**Given instruction**: Pictures stay out of the copy; restate everything else in the material exactly.

**Records to use**:
______________________________

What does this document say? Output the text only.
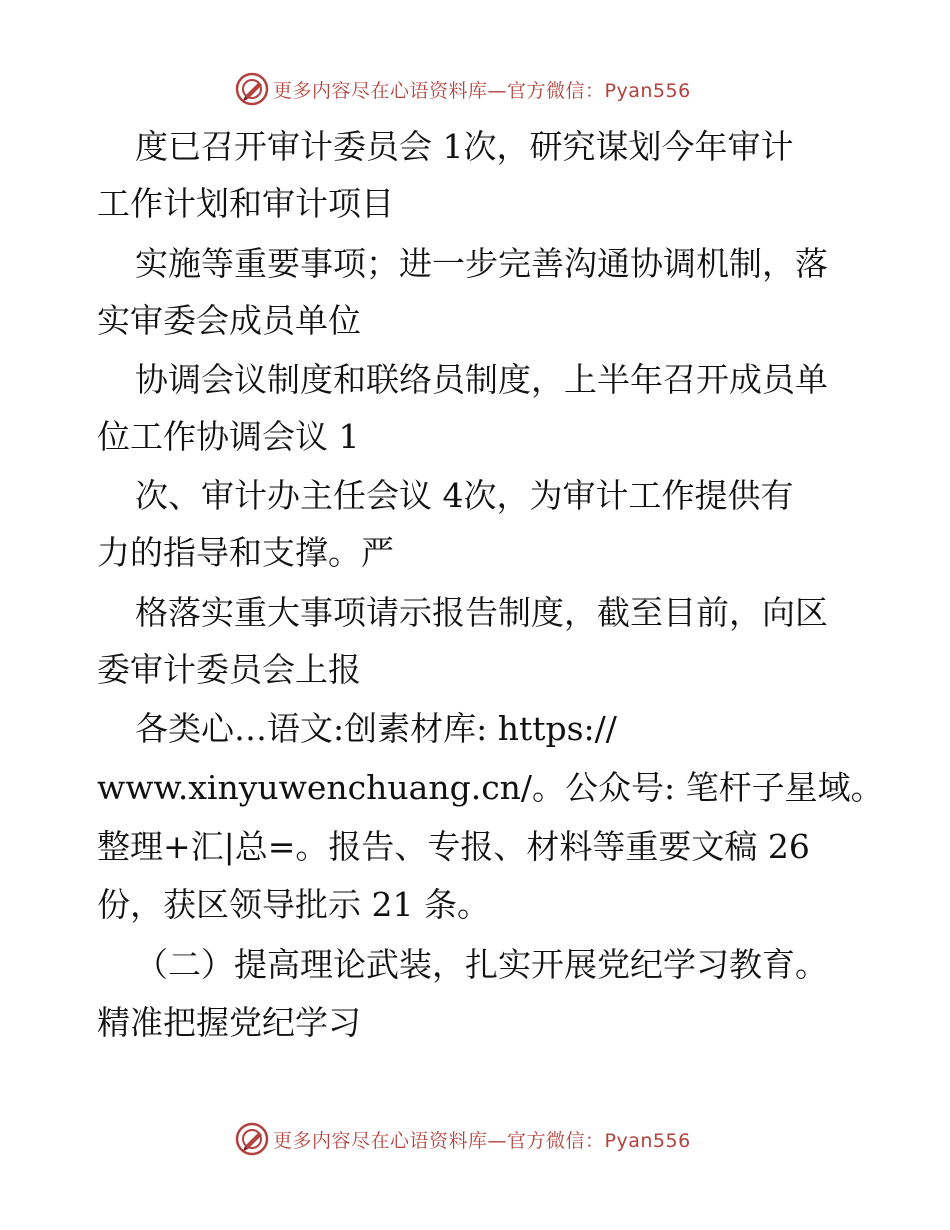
更多内容尽在心语资料库—官方微信：Pyan556
度已召开审计委员会 1次，研究谋划今年审计
工作计划和审计项目
实施等重要事项；进一步完善沟通协调机制，落
实审委会成员单位
协调会议制度和联络员制度，上半年召开成员单
位工作协调会议 1
次、审计办主任会议 4次，为审计工作提供有
力的指导和支撑。严
格落实重大事项请示报告制度，截至目前，向区
委审计委员会上报
各类心…语文:创素材库: https://
www.xinyuwenchuang.cn/。公众号: 笔杆子星域。
整理+汇|总=。报告、专报、材料等重要文稿 26
份，获区领导批示 21 条。
（二）提高理论武装，扎实开展党纪学习教育。
精准把握党纪学习
更多内容尽在心语资料库—官方微信：Pyan556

______________________________

**Output below**:
What does this document say? Output the text only.
更多内容尽在心语资料库—官方微信：Pyan556
度已召开审计委员会 1次，研究谋划今年审计
工作计划和审计项目
实施等重要事项；进一步完善沟通协调机制，落
实审委会成员单位
协调会议制度和联络员制度，上半年召开成员单
位工作协调会议 1
次、审计办主任会议 4次，为审计工作提供有
力的指导和支撑。严
格落实重大事项请示报告制度，截至目前，向区
委审计委员会上报
各类心…语文:创素材库: https://
www.xinyuwenchuang.cn/。公众号: 笔杆子星域。
整理+汇|总=。报告、专报、材料等重要文稿 26
份，获区领导批示 21 条。
（二）提高理论武装，扎实开展党纪学习教育。
精准把握党纪学习
更多内容尽在心语资料库—官方微信：Pyan556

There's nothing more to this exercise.